[Available records start]

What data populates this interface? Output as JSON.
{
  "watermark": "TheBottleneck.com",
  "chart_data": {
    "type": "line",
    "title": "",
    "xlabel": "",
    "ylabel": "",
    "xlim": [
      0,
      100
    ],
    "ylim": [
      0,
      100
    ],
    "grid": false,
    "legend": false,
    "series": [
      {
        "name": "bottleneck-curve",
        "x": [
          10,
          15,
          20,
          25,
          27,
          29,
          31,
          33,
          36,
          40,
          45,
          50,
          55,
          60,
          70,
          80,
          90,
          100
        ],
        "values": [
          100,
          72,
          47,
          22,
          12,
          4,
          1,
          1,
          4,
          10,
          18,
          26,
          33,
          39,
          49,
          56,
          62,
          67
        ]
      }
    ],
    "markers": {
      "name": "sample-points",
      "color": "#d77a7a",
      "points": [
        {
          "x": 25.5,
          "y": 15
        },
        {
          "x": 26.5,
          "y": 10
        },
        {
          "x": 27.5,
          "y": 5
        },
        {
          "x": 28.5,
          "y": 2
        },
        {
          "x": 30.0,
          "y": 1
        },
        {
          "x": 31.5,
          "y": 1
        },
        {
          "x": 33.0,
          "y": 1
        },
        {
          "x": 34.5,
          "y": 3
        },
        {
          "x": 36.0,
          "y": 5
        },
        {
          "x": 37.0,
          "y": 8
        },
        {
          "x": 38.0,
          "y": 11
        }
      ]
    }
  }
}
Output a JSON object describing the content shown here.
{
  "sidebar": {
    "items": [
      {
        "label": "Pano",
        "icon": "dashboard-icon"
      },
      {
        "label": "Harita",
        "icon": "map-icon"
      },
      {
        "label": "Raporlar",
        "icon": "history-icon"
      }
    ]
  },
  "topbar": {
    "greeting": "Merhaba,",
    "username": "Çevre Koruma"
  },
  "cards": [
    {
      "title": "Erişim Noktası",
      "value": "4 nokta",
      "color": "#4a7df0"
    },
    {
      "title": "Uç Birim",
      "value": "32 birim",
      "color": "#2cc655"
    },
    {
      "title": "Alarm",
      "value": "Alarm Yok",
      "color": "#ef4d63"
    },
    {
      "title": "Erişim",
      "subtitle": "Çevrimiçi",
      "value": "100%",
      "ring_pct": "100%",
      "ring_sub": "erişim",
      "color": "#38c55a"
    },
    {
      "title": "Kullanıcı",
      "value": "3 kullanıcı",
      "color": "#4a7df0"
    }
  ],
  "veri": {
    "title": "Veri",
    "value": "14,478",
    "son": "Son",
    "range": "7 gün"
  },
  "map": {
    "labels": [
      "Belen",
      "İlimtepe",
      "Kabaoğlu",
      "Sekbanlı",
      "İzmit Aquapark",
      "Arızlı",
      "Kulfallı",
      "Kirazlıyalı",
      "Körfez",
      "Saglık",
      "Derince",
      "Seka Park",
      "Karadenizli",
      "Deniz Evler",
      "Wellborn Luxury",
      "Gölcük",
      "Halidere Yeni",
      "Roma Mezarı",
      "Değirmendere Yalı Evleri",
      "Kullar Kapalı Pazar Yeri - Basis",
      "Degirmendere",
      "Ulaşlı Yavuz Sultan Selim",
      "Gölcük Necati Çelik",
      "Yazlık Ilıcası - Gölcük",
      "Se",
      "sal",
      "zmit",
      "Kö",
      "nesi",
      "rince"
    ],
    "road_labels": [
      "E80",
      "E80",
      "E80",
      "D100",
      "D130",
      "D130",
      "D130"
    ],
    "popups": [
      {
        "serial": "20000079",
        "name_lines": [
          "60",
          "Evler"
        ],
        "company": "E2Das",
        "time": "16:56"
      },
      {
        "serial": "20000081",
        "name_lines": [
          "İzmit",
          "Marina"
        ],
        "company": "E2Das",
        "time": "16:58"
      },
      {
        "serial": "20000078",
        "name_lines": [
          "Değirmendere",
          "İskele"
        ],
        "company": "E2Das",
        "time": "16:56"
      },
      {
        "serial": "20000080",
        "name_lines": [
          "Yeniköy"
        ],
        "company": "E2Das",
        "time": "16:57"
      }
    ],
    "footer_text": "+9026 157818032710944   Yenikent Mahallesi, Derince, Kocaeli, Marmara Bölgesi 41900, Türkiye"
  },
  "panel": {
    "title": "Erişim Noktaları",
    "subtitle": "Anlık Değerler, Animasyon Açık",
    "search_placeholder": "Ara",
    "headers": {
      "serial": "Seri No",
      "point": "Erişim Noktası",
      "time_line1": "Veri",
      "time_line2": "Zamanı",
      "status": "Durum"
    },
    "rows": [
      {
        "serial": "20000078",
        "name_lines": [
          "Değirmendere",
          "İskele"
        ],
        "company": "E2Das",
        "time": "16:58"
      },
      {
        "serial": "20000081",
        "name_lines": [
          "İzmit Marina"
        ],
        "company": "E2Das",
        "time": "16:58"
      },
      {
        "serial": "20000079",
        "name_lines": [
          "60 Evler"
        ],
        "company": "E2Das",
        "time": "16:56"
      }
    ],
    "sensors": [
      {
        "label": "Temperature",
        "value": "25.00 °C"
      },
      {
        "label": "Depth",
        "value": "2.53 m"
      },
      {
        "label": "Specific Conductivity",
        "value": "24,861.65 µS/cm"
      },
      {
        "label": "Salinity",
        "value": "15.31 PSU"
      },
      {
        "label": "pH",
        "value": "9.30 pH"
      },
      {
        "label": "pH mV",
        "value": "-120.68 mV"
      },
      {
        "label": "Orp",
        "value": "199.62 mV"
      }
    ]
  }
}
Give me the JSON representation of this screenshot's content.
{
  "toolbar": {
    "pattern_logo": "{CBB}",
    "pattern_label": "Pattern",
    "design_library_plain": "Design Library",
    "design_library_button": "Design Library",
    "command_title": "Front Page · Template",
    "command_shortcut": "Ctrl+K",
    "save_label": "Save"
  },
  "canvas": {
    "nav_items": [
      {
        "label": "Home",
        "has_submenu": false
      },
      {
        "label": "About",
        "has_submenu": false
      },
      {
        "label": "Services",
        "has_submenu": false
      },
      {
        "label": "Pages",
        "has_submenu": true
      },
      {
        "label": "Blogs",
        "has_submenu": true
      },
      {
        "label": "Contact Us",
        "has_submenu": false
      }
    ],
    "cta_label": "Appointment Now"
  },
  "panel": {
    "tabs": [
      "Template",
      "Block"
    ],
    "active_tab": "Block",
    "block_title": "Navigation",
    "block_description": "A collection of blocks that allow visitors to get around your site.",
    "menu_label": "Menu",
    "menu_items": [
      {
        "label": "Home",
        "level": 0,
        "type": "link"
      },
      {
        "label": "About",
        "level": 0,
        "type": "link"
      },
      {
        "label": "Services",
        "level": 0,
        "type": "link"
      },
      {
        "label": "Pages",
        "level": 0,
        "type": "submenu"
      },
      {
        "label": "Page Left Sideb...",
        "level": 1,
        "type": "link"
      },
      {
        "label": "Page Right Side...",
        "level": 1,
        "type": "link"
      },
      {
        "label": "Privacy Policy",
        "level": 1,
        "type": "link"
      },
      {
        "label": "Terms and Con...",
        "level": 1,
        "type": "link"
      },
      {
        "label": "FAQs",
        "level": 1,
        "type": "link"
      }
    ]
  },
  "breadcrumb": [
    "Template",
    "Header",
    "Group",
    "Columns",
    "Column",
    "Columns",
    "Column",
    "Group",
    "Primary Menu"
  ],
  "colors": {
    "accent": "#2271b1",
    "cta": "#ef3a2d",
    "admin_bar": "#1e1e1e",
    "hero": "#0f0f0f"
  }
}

[Available records end]

Repeat the data above, word for word.

What data populates this interface? Output as JSON.
{
  "watermark": "TheBottleneck.com",
  "chart_data": {
    "type": "line",
    "title": "",
    "xlabel": "",
    "ylabel": "",
    "xlim": [
      0,
      100
    ],
    "ylim": [
      0,
      100
    ],
    "grid": false,
    "legend": false,
    "series": [
      {
        "name": "bottleneck-curve",
        "x": [
          10,
          15,
          20,
          25,
          27,
          29,
          31,
          33,
          36,
          40,
          45,
          50,
          55,
          60,
          70,
          80,
          90,
          100
        ],
        "values": [
          100,
          72,
          47,
          22,
          12,
          4,
          1,
          1,
          4,
          10,
          18,
          26,
          33,
          39,
          49,
          56,
          62,
          67
        ]
      }
    ],
    "markers": {
      "name": "sample-points",
      "color": "#d77a7a",
      "points": [
        {
          "x": 25.5,
          "y": 15
        },
        {
          "x": 26.5,
          "y": 10
        },
        {
          "x": 27.5,
          "y": 5
        },
        {
          "x": 28.5,
          "y": 2
        },
        {
          "x": 30.0,
          "y": 1
        },
        {
          "x": 31.5,
          "y": 1
        },
        {
          "x": 33.0,
          "y": 1
        },
        {
          "x": 34.5,
          "y": 3
        },
        {
          "x": 36.0,
          "y": 5
        },
        {
          "x": 37.0,
          "y": 8
        },
        {
          "x": 38.0,
          "y": 11
        }
      ]
    }
  }
}
Output a JSON object describing the content shown here.
{
  "sidebar": {
    "items": [
      {
        "label": "Pano",
        "icon": "dashboard-icon"
      },
      {
        "label": "Harita",
        "icon": "map-icon"
      },
      {
        "label": "Raporlar",
        "icon": "history-icon"
      }
    ]
  },
  "topbar": {
    "greeting": "Merhaba,",
    "username": "Çevre Koruma"
  },
  "cards": [
    {
      "title": "Erişim Noktası",
      "value": "4 nokta",
      "color": "#4a7df0"
    },
    {
      "title": "Uç Birim",
      "value": "32 birim",
      "color": "#2cc655"
    },
    {
      "title": "Alarm",
      "value": "Alarm Yok",
      "color": "#ef4d63"
    },
    {
      "title": "Erişim",
      "subtitle": "Çevrimiçi",
      "value": "100%",
      "ring_pct": "100%",
      "ring_sub": "erişim",
      "color": "#38c55a"
    },
    {
      "title": "Kullanıcı",
      "value": "3 kullanıcı",
      "color": "#4a7df0"
    }
  ],
  "veri": {
    "title": "Veri",
    "value": "14,478",
    "son": "Son",
    "range": "7 gün"
  },
  "map": {
    "labels": [
      "Belen",
      "İlimtepe",
      "Kabaoğlu",
      "Sekbanlı",
      "İzmit Aquapark",
      "Arızlı",
      "Kulfallı",
      "Kirazlıyalı",
      "Körfez",
      "Saglık",
      "Derince",
      "Seka Park",
      "Karadenizli",
      "Deniz Evler",
      "Wellborn Luxury",
      "Gölcük",
      "Halidere Yeni",
      "Roma Mezarı",
      "Değirmendere Yalı Evleri",
      "Kullar Kapalı Pazar Yeri - Basis",
      "Degirmendere",
      "Ulaşlı Yavuz Sultan Selim",
      "Gölcük Necati Çelik",
      "Yazlık Ilıcası - Gölcük",
      "Se",
      "sal",
      "zmit",
      "Kö",
      "nesi",
      "rince"
    ],
    "road_labels": [
      "E80",
      "E80",
      "E80",
      "D100",
      "D130",
      "D130",
      "D130"
    ],
    "popups": [
      {
        "serial": "20000079",
        "name_lines": [
          "60",
          "Evler"
        ],
        "company": "E2Das",
        "time": "16:56"
      },
      {
        "serial": "20000081",
        "name_lines": [
          "İzmit",
          "Marina"
        ],
        "company": "E2Das",
        "time": "16:58"
      },
      {
        "serial": "20000078",
        "name_lines": [
          "Değirmendere",
          "İskele"
        ],
        "company": "E2Das",
        "time": "16:56"
      },
      {
        "serial": "20000080",
        "name_lines": [
          "Yeniköy"
        ],
        "company": "E2Das",
        "time": "16:57"
      }
    ],
    "footer_text": "+9026 157818032710944   Yenikent Mahallesi, Derince, Kocaeli, Marmara Bölgesi 41900, Türkiye"
  },
  "panel": {
    "title": "Erişim Noktaları",
    "subtitle": "Anlık Değerler, Animasyon Açık",
    "search_placeholder": "Ara",
    "headers": {
      "serial": "Seri No",
      "point": "Erişim Noktası",
      "time_line1": "Veri",
      "time_line2": "Zamanı",
      "status": "Durum"
    },
    "rows": [
      {
        "serial": "20000078",
        "name_lines": [
          "Değirmendere",
          "İskele"
        ],
        "company": "E2Das",
        "time": "16:58"
      },
      {
        "serial": "20000081",
        "name_lines": [
          "İzmit Marina"
        ],
        "company": "E2Das",
        "time": "16:58"
      },
      {
        "serial": "20000079",
        "name_lines": [
          "60 Evler"
        ],
        "company": "E2Das",
        "time": "16:56"
      }
    ],
    "sensors": [
      {
        "label": "Temperature",
        "value": "25.00 °C"
      },
      {
        "label": "Depth",
        "value": "2.53 m"
      },
      {
        "label": "Specific Conductivity",
        "value": "24,861.65 µS/cm"
      },
      {
        "label": "Salinity",
        "value": "15.31 PSU"
      },
      {
        "label": "pH",
        "value": "9.30 pH"
      },
      {
        "label": "pH mV",
        "value": "-120.68 mV"
      },
      {
        "label": "Orp",
        "value": "199.62 mV"
      }
    ]
  }
}
Give me the JSON representation of this screenshot's content.
{
  "toolbar": {
    "pattern_logo": "{CBB}",
    "pattern_label": "Pattern",
    "design_library_plain": "Design Library",
    "design_library_button": "Design Library",
    "command_title": "Front Page · Template",
    "command_shortcut": "Ctrl+K",
    "save_label": "Save"
  },
  "canvas": {
    "nav_items": [
      {
        "label": "Home",
        "has_submenu": false
      },
      {
        "label": "About",
        "has_submenu": false
      },
      {
        "label": "Services",
        "has_submenu": false
      },
      {
        "label": "Pages",
        "has_submenu": true
      },
      {
        "label": "Blogs",
        "has_submenu": true
      },
      {
        "label": "Contact Us",
        "has_submenu": false
      }
    ],
    "cta_label": "Appointment Now"
  },
  "panel": {
    "tabs": [
      "Template",
      "Block"
    ],
    "active_tab": "Block",
    "block_title": "Navigation",
    "block_description": "A collection of blocks that allow visitors to get around your site.",
    "menu_label": "Menu",
    "menu_items": [
      {
        "label": "Home",
        "level": 0,
        "type": "link"
      },
      {
        "label": "About",
        "level": 0,
        "type": "link"
      },
      {
        "label": "Services",
        "level": 0,
        "type": "link"
      },
      {
        "label": "Pages",
        "level": 0,
        "type": "submenu"
      },
      {
        "label": "Page Left Sideb...",
        "level": 1,
        "type": "link"
      },
      {
        "label": "Page Right Side...",
        "level": 1,
        "type": "link"
      },
      {
        "label": "Privacy Policy",
        "level": 1,
        "type": "link"
      },
      {
        "label": "Terms and Con...",
        "level": 1,
        "type": "link"
      },
      {
        "label": "FAQs",
        "level": 1,
        "type": "link"
      }
    ]
  },
  "breadcrumb": [
    "Template",
    "Header",
    "Group",
    "Columns",
    "Column",
    "Columns",
    "Column",
    "Group",
    "Primary Menu"
  ],
  "colors": {
    "accent": "#2271b1",
    "cta": "#ef3a2d",
    "admin_bar": "#1e1e1e",
    "hero": "#0f0f0f"
  }
}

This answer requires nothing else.